◆ **EXERCISE GOAL**
What lines of the data include the string "text"? Copy them all.

** Begin **

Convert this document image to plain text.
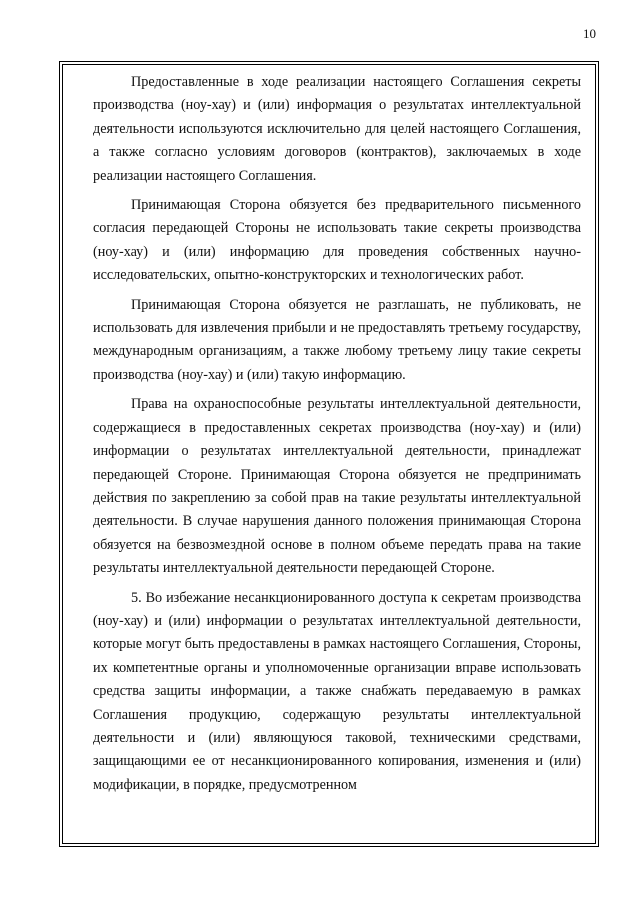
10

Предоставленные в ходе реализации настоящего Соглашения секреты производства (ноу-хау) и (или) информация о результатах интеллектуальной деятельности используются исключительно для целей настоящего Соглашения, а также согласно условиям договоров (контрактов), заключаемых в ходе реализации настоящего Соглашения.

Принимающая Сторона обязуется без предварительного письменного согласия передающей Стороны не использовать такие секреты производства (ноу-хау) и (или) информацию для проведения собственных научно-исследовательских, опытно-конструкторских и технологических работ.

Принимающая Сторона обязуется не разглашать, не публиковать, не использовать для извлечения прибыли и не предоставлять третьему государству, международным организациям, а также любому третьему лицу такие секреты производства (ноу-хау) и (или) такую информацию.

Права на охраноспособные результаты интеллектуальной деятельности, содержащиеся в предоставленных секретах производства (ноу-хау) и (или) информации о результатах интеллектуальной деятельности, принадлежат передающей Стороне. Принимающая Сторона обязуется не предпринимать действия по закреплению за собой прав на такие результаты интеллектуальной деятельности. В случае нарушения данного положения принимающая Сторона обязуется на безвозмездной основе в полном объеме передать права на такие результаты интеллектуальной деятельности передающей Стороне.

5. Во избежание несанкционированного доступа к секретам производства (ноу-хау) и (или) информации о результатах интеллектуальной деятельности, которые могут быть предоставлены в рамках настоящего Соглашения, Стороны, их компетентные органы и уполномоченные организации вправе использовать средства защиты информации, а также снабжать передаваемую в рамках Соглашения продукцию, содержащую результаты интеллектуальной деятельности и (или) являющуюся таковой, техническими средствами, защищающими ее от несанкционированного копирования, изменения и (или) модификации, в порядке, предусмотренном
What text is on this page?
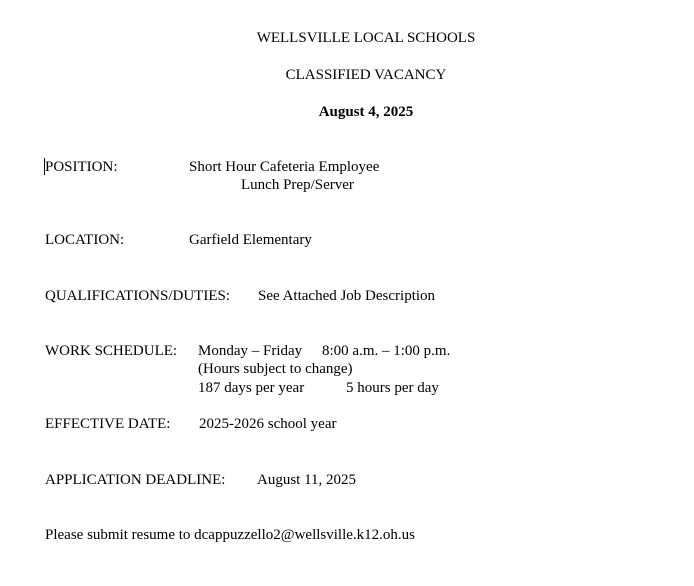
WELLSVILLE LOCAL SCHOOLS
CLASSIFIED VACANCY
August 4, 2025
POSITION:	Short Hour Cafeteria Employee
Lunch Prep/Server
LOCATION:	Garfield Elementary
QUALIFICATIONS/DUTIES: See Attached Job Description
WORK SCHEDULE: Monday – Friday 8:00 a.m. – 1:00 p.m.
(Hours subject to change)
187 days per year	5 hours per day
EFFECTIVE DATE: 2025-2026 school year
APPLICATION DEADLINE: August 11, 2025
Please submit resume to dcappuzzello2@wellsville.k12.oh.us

** End **
** Begin **

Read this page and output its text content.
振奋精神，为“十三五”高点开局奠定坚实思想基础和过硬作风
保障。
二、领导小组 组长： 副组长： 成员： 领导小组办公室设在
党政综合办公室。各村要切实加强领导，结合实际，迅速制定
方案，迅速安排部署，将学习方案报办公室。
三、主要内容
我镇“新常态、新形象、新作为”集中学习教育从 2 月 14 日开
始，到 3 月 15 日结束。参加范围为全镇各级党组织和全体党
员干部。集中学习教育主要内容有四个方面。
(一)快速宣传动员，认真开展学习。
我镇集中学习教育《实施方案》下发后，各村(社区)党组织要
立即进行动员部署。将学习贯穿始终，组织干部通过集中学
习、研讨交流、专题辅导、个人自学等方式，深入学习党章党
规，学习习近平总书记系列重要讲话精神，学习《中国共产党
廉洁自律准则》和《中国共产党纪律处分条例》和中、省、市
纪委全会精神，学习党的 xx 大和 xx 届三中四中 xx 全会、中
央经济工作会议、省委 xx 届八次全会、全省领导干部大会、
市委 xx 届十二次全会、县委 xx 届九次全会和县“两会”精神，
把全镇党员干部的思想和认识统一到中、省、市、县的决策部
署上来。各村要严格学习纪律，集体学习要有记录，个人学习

** End **

◆ **FINISHED EXERCISE**
Convert this document image to plain text.
What text is on this page?
Read this page and output its text content.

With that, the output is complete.